[Extracted records]
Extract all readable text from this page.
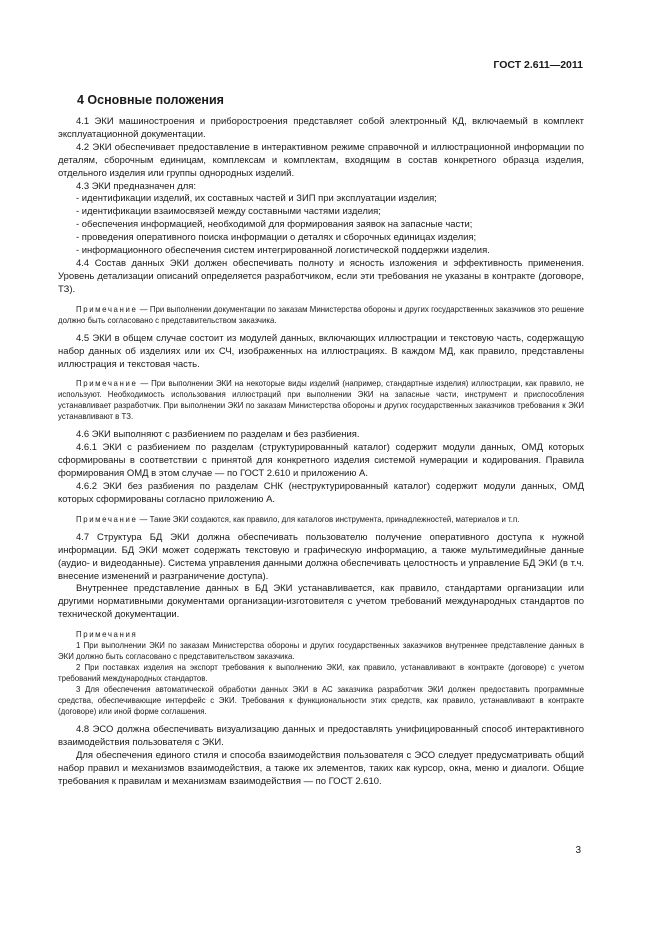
ГОСТ 2.611—2011
4 Основные положения

4.1 ЭКИ машиностроения и приборостроения представляет собой электронный КД, включаемый в комплект эксплуатационной документации.

4.2 ЭКИ обеспечивает предоставление в интерактивном режиме справочной и иллюстрационной информации по деталям, сборочным единицам, комплексам и комплектам, входящим в состав конкретного образца изделия, отдельного изделия или группы однородных изделий.

4.3 ЭКИ предназначен для:

- идентификации изделий, их составных частей и ЗИП при эксплуатации изделия;

- идентификации взаимосвязей между составными частями изделия;

- обеспечения информацией, необходимой для формирования заявок на запасные части;

- проведения оперативного поиска информации о деталях и сборочных единицах изделия;

- информационного обеспечения систем интегрированной логистической поддержки изделия.

4.4 Состав данных ЭКИ должен обеспечивать полноту и ясность изложения и эффективность применения. Уровень детализации описаний определяется разработчиком, если эти требования не указаны в контракте (договоре, ТЗ).

Примечание — При выполнении документации по заказам Министерства обороны и других государственных заказчиков это решение должно быть согласовано с представительством заказчика.

4.5 ЭКИ в общем случае состоит из модулей данных, включающих иллюстрации и текстовую часть, содержащую набор данных об изделиях или их СЧ, изображенных на иллюстрациях. В каждом МД, как правило, представлены иллюстрация и текстовая часть.

Примечание — При выполнении ЭКИ на некоторые виды изделий (например, стандартные изделия) иллюстрации, как правило, не используют. Необходимость использования иллюстраций при выполнении ЭКИ на запасные части, инструмент и приспособления устанавливает разработчик. При выполнении ЭКИ по заказам Министерства обороны и других государственных заказчиков требования к ЭКИ устанавливают в ТЗ.

4.6 ЭКИ выполняют с разбиением по разделам и без разбиения.

4.6.1 ЭКИ с разбиением по разделам (структурированный каталог) содержит модули данных, ОМД которых сформированы в соответствии с принятой для конкретного изделия системой нумерации и кодирования. Правила формирования ОМД в этом случае — по ГОСТ 2.610 и приложению А.

4.6.2 ЭКИ без разбиения по разделам СНК (неструктурированный каталог) содержит модули данных, ОМД которых сформированы согласно приложению А.

Примечание — Такие ЭКИ создаются, как правило, для каталогов инструмента, принадлежностей, материалов и т.п.

4.7 Структура БД ЭКИ должна обеспечивать пользователю получение оперативного доступа к нужной информации. БД ЭКИ может содержать текстовую и графическую информацию, а также мультимедийные данные (аудио- и видеоданные). Система управления данными должна обеспечивать целостность и управление БД ЭКИ (в т.ч. внесение изменений и разграничение доступа).

Внутреннее представление данных в БД ЭКИ устанавливается, как правило, стандартами организации или другими нормативными документами организации-изготовителя с учетом требований международных стандартов по технической документации.

Примечания

1 При выполнении ЭКИ по заказам Министерства обороны и других государственных заказчиков внутреннее представление данных в ЭКИ должно быть согласовано с представительством заказчика.

2 При поставках изделия на экспорт требования к выполнению ЭКИ, как правило, устанавливают в контракте (договоре) с учетом требований международных стандартов.

3 Для обеспечения автоматической обработки данных ЭКИ в АС заказчика разработчик ЭКИ должен предоставить программные средства, обеспечивающие интерфейс с ЭКИ. Требования к функциональности этих средств, как правило, устанавливают в контракте (договоре) или иной форме соглашения.

4.8 ЭСО должна обеспечивать визуализацию данных и предоставлять унифицированный способ интерактивного взаимодействия пользователя с ЭКИ.

Для обеспечения единого стиля и способа взаимодействия пользователя с ЭСО следует предусматривать общий набор правил и механизмов взаимодействия, а также их элементов, таких как курсор, окна, меню и диалоги. Общие требования к правилам и механизмам взаимодействия — по ГОСТ 2.610.

3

● Problem to solve
Return every line above that contains the word "части".

● Answer to the task
- обеспечения информацией, необходимой для формирования заявок на запасные части;
Примечание — При выполнении ЭКИ на некоторые виды изделий (например, стандартные изделия) иллюстрации, как правило, не используют. Необходимость использования иллюстраций при выполнении ЭКИ на запасные части, инструмент и приспособления устанавливает разработчик. При выполнении ЭКИ по заказам Министерства обороны и других государственных заказчиков требования к ЭКИ устанавливают в ТЗ.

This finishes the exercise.